* PROBLEM DESCRIPTION: Repeat the records below verbatim and include no pictures.

* RECORDS SUPPLIED:
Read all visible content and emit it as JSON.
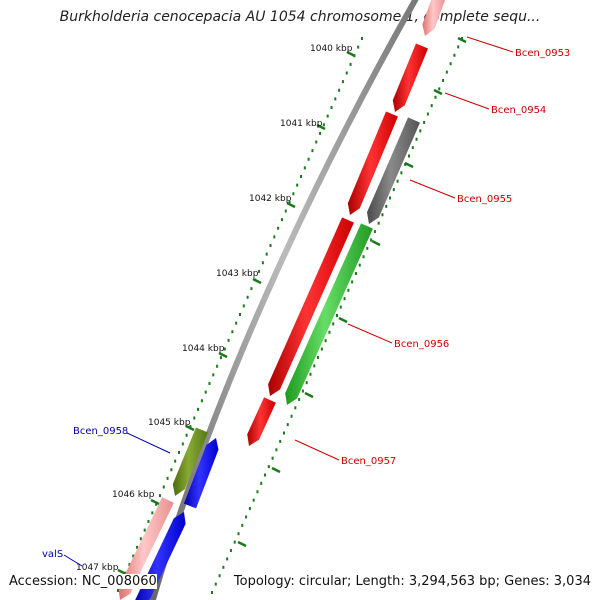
{
  "title": "Burkholderia cenocepacia AU 1054 chromosome 1, complete sequ...",
  "footer": {
    "accession_label": "Accession:",
    "accession": "NC_008060",
    "topology_text": "Topology: circular; Length: 3,294,563 bp; Genes: 3,034"
  },
  "colors": {
    "backbone": "#888888",
    "tick": "#1a7a1a",
    "label_forward": "#cc0000",
    "label_reverse": "#0000aa",
    "red_gene": "#ee1111",
    "light_red_gene": "#f4a0a0",
    "gray_gene": "#707070",
    "green_gene": "#33bb33",
    "olive_gene": "#668822",
    "blue_gene": "#1111ee"
  },
  "ticks": [
    {
      "label": "1040 kbp"
    },
    {
      "label": "1041 kbp"
    },
    {
      "label": "1042 kbp"
    },
    {
      "label": "1043 kbp"
    },
    {
      "label": "1044 kbp"
    },
    {
      "label": "1045 kbp"
    },
    {
      "label": "1046 kbp"
    },
    {
      "label": "1047 kbp"
    }
  ],
  "genes": [
    {
      "name": "Bcen_0953",
      "strand": "forward",
      "color": "light_red_gene"
    },
    {
      "name": "Bcen_0954",
      "strand": "forward",
      "color": "red_gene"
    },
    {
      "name": "Bcen_0955",
      "strand": "forward",
      "color": "gray_gene"
    },
    {
      "name": "Bcen_0956",
      "strand": "forward",
      "color": "green_gene"
    },
    {
      "name": "Bcen_0957",
      "strand": "forward",
      "color": "red_gene"
    },
    {
      "name": "Bcen_0958",
      "strand": "reverse",
      "color": "olive_gene"
    },
    {
      "name": "valS",
      "strand": "reverse",
      "color": "light_red_gene"
    }
  ]
}
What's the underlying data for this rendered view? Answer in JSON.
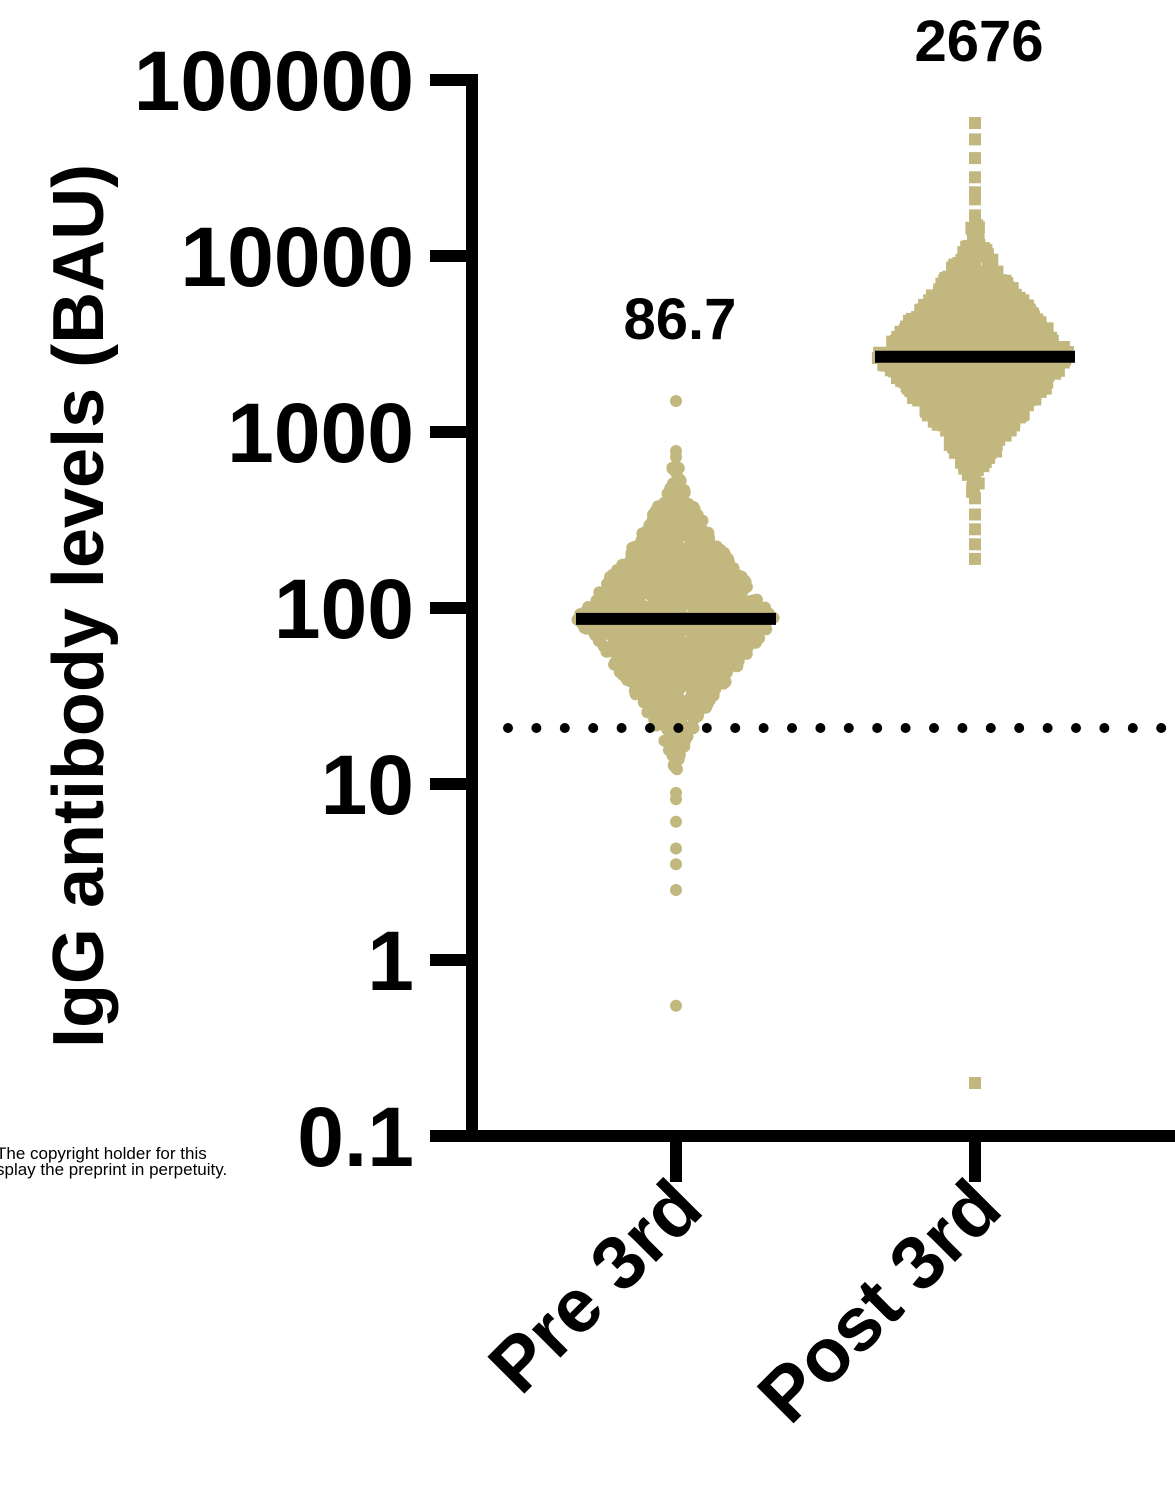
{
  "chart_data": {
    "type": "scatter",
    "ylabel": "IgG antibody levels (BAU)",
    "xlabel": "",
    "yscale": "log",
    "ylim": [
      0.1,
      100000
    ],
    "yticks": [
      "0.1",
      "1",
      "10",
      "100",
      "1000",
      "10000",
      "100000"
    ],
    "categories": [
      "Pre 3rd",
      "Post 3rd"
    ],
    "threshold": 20,
    "series": [
      {
        "category": "Pre 3rd",
        "marker": "circle",
        "median": 86.7,
        "median_label": "86.7",
        "outliers": [
          1500,
          780,
          720,
          8.9,
          8.2,
          6.1,
          4.3,
          3.5,
          2.5,
          0.55
        ],
        "range": [
          12,
          650
        ]
      },
      {
        "category": "Post 3rd",
        "marker": "square",
        "median": 2676,
        "median_label": "2676",
        "outliers": [
          57000,
          46000,
          36000,
          28000,
          23000,
          21000,
          17000,
          420,
          340,
          280,
          230,
          190,
          0.2
        ],
        "range": [
          450,
          15000
        ]
      }
    ],
    "colors": {
      "points": "#c2b87f",
      "median": "#000000",
      "axis": "#000000"
    }
  },
  "footnote": {
    "line1": "The copyright holder for this",
    "line2": "splay the preprint in perpetuity."
  }
}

* RESPONSE TO THE TASK:
Read all visible content and emit it as JSON.
{
  "title": "Burkholderia cenocepacia AU 1054 chromosome 1, complete sequ...",
  "footer": {
    "accession_label": "Accession:",
    "accession": "NC_008060",
    "topology_text": "Topology: circular; Length: 3,294,563 bp; Genes: 3,034"
  },
  "colors": {
    "backbone": "#888888",
    "tick": "#1a7a1a",
    "label_forward": "#cc0000",
    "label_reverse": "#0000aa",
    "red_gene": "#ee1111",
    "light_red_gene": "#f4a0a0",
    "gray_gene": "#707070",
    "green_gene": "#33bb33",
    "olive_gene": "#668822",
    "blue_gene": "#1111ee"
  },
  "ticks": [
    {
      "label": "1040 kbp"
    },
    {
      "label": "1041 kbp"
    },
    {
      "label": "1042 kbp"
    },
    {
      "label": "1043 kbp"
    },
    {
      "label": "1044 kbp"
    },
    {
      "label": "1045 kbp"
    },
    {
      "label": "1046 kbp"
    },
    {
      "label": "1047 kbp"
    }
  ],
  "genes": [
    {
      "name": "Bcen_0953",
      "strand": "forward",
      "color": "light_red_gene"
    },
    {
      "name": "Bcen_0954",
      "strand": "forward",
      "color": "red_gene"
    },
    {
      "name": "Bcen_0955",
      "strand": "forward",
      "color": "gray_gene"
    },
    {
      "name": "Bcen_0956",
      "strand": "forward",
      "color": "green_gene"
    },
    {
      "name": "Bcen_0957",
      "strand": "forward",
      "color": "red_gene"
    },
    {
      "name": "Bcen_0958",
      "strand": "reverse",
      "color": "olive_gene"
    },
    {
      "name": "valS",
      "strand": "reverse",
      "color": "light_red_gene"
    }
  ]
}
What's the underlying data for this rendered view? Answer in JSON.
{
  "chart_data": {
    "type": "scatter",
    "ylabel": "IgG antibody levels (BAU)",
    "xlabel": "",
    "yscale": "log",
    "ylim": [
      0.1,
      100000
    ],
    "yticks": [
      "0.1",
      "1",
      "10",
      "100",
      "1000",
      "10000",
      "100000"
    ],
    "categories": [
      "Pre 3rd",
      "Post 3rd"
    ],
    "threshold": 20,
    "series": [
      {
        "category": "Pre 3rd",
        "marker": "circle",
        "median": 86.7,
        "median_label": "86.7",
        "outliers": [
          1500,
          780,
          720,
          8.9,
          8.2,
          6.1,
          4.3,
          3.5,
          2.5,
          0.55
        ],
        "range": [
          12,
          650
        ]
      },
      {
        "category": "Post 3rd",
        "marker": "square",
        "median": 2676,
        "median_label": "2676",
        "outliers": [
          57000,
          46000,
          36000,
          28000,
          23000,
          21000,
          17000,
          420,
          340,
          280,
          230,
          190,
          0.2
        ],
        "range": [
          450,
          15000
        ]
      }
    ],
    "colors": {
      "points": "#c2b87f",
      "median": "#000000",
      "axis": "#000000"
    }
  },
  "footnote": {
    "line1": "The copyright holder for this",
    "line2": "splay the preprint in perpetuity."
  }
}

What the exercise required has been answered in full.